• _DATA RECORDS_:
▼

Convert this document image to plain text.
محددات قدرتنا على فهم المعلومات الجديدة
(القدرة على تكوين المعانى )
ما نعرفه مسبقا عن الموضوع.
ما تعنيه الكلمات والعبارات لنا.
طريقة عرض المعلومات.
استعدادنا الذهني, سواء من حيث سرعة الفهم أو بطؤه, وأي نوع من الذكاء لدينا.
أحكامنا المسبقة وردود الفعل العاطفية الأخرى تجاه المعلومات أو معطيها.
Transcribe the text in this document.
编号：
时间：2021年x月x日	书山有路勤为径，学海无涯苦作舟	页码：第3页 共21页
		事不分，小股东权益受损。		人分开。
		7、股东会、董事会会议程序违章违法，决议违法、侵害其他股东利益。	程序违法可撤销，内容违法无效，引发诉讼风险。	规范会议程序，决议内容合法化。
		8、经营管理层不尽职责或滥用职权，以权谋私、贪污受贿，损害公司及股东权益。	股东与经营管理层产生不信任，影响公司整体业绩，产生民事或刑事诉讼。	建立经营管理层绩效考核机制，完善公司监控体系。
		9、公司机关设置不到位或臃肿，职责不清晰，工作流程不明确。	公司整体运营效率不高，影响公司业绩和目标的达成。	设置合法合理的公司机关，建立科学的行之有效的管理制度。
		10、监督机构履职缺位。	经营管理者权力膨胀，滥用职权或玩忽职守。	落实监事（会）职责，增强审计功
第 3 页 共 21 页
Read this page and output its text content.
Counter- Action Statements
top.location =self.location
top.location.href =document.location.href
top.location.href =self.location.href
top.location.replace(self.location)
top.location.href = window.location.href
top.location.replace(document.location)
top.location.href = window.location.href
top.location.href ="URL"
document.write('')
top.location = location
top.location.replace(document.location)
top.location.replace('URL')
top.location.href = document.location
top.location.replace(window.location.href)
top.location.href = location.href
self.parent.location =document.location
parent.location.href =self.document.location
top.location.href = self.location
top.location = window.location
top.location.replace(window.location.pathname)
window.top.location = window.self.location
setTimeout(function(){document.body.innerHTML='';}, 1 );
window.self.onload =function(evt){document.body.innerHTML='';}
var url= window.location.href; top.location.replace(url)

▲

• _REQUEST_: From the data above, copy each line where the string "body" appears.

• _ANSWER FOR THIS EXERCISE_:
setTimeout(function(){document.body.innerHTML='';}, 1 );
window.self.onload =function(evt){document.body.innerHTML='';}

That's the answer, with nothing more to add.